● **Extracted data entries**
##############################

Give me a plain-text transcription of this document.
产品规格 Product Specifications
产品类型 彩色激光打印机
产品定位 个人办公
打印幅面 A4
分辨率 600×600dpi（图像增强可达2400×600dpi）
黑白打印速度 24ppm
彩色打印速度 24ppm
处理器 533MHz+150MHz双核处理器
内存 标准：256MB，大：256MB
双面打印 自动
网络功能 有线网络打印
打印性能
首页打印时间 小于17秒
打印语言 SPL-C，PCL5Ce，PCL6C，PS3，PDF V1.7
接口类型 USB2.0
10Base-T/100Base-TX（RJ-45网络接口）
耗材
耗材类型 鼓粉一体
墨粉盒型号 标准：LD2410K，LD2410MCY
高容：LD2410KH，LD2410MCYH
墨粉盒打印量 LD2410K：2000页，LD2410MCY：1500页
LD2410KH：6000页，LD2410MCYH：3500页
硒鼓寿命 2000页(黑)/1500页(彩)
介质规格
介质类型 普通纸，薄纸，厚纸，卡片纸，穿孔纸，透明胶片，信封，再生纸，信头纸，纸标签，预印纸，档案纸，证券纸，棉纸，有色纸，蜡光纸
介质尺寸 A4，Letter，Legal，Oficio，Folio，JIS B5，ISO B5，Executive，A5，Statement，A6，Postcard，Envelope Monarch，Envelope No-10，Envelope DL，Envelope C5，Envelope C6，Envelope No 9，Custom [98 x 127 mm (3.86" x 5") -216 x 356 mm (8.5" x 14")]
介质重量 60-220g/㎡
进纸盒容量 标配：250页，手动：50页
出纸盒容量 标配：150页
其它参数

##############################

● **Task directions**
Each entry is to be returned in full, character for character.

● **Result for this task**
Give me a plain-text transcription of this document.
产品规格 Product Specifications
产品类型 彩色激光打印机
产品定位 个人办公
打印幅面 A4
分辨率 600×600dpi（图像增强可达2400×600dpi）
黑白打印速度 24ppm
彩色打印速度 24ppm
处理器 533MHz+150MHz双核处理器
内存 标准：256MB，大：256MB
双面打印 自动
网络功能 有线网络打印
打印性能
首页打印时间 小于17秒
打印语言 SPL-C，PCL5Ce，PCL6C，PS3，PDF V1.7
接口类型 USB2.0
10Base-T/100Base-TX（RJ-45网络接口）
耗材
耗材类型 鼓粉一体
墨粉盒型号 标准：LD2410K，LD2410MCY
高容：LD2410KH，LD2410MCYH
墨粉盒打印量 LD2410K：2000页，LD2410MCY：1500页
LD2410KH：6000页，LD2410MCYH：3500页
硒鼓寿命 2000页(黑)/1500页(彩)
介质规格
介质类型 普通纸，薄纸，厚纸，卡片纸，穿孔纸，透明胶片，信封，再生纸，信头纸，纸标签，预印纸，档案纸，证券纸，棉纸，有色纸，蜡光纸
介质尺寸 A4，Letter，Legal，Oficio，Folio，JIS B5，ISO B5，Executive，A5，Statement，A6，Postcard，Envelope Monarch，Envelope No-10，Envelope DL，Envelope C5，Envelope C6，Envelope No 9，Custom [98 x 127 mm (3.86" x 5") -216 x 356 mm (8.5" x 14")]
介质重量 60-220g/㎡
进纸盒容量 标配：250页，手动：50页
出纸盒容量 标配：150页
其它参数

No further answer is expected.